▶ **What is required**
Within the listing below, locate all lines containing the word "Ratio". Copy each one.

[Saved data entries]
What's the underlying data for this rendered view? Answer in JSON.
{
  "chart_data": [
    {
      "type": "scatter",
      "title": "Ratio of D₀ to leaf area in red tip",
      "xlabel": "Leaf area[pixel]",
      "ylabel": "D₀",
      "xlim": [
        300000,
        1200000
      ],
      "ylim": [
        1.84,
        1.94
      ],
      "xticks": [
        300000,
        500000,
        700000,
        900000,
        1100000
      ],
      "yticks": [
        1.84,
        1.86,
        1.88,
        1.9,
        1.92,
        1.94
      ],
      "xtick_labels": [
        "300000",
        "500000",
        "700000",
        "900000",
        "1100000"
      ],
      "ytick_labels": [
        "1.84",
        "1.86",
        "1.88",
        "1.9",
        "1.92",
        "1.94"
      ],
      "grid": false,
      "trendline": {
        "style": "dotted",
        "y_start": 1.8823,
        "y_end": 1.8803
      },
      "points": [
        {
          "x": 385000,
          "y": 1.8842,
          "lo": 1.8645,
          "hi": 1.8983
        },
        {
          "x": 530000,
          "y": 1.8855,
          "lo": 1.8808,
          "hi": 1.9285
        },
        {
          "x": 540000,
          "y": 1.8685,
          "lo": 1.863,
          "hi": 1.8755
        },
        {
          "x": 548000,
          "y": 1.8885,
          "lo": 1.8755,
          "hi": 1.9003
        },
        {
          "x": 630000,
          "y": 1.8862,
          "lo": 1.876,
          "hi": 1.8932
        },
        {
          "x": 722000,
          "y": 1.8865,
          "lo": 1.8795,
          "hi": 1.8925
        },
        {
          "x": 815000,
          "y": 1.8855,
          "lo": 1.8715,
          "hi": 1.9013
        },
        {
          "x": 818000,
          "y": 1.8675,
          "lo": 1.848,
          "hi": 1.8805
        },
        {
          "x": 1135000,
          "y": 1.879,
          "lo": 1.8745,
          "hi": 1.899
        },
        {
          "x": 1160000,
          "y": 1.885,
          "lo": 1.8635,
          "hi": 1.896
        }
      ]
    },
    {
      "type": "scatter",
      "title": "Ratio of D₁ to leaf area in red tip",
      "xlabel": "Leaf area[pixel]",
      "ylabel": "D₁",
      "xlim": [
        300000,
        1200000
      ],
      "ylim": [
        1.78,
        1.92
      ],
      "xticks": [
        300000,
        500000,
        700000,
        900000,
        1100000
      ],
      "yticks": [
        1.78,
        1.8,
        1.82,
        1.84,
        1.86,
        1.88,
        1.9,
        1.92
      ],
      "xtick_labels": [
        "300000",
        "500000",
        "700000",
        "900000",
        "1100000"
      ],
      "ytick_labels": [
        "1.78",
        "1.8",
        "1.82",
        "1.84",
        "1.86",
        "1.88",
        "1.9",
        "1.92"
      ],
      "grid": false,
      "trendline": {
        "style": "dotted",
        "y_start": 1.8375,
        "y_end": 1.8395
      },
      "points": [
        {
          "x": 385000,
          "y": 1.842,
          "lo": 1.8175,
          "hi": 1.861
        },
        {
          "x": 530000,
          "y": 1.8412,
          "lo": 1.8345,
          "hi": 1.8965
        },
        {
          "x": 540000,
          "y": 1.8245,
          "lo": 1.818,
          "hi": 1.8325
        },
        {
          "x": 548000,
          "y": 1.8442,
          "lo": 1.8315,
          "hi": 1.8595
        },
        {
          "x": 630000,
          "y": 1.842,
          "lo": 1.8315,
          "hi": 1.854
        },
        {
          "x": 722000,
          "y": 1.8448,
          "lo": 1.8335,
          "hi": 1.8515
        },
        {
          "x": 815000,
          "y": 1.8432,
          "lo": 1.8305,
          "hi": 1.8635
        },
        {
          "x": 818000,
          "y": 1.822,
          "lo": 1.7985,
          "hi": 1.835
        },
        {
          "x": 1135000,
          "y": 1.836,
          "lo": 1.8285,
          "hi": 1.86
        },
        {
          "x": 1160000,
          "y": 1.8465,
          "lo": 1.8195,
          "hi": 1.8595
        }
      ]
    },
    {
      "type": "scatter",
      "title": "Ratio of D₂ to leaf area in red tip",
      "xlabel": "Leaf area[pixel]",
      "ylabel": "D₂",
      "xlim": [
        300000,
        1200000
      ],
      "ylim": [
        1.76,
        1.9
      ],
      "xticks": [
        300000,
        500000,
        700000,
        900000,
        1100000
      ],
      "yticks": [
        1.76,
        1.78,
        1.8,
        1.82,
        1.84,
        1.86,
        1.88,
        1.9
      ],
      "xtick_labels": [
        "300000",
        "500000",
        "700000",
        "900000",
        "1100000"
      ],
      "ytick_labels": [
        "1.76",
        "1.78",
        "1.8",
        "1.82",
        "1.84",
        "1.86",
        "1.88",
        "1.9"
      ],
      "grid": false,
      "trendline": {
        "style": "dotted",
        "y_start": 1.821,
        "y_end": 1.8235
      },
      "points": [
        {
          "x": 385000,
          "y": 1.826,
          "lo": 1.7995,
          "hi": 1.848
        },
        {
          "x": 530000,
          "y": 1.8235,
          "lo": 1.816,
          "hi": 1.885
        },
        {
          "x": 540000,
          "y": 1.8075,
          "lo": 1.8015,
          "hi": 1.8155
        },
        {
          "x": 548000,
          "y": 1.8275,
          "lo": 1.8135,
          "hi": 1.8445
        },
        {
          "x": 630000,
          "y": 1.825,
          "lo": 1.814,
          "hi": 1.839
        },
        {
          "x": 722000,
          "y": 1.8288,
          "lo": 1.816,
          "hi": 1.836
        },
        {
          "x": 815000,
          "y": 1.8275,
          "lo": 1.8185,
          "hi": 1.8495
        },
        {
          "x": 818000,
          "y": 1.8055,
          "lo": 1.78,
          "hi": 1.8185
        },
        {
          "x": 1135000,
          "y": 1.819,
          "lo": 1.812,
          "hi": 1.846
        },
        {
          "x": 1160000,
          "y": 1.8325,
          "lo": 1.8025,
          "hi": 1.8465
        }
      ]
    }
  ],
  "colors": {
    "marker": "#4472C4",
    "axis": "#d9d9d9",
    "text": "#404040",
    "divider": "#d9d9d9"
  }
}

▶ **Finished exercise**
      "title": "Ratio of D₀ to leaf area in red tip",
      "title": "Ratio of D₁ to leaf area in red tip",
      "title": "Ratio of D₂ to leaf area in red tip",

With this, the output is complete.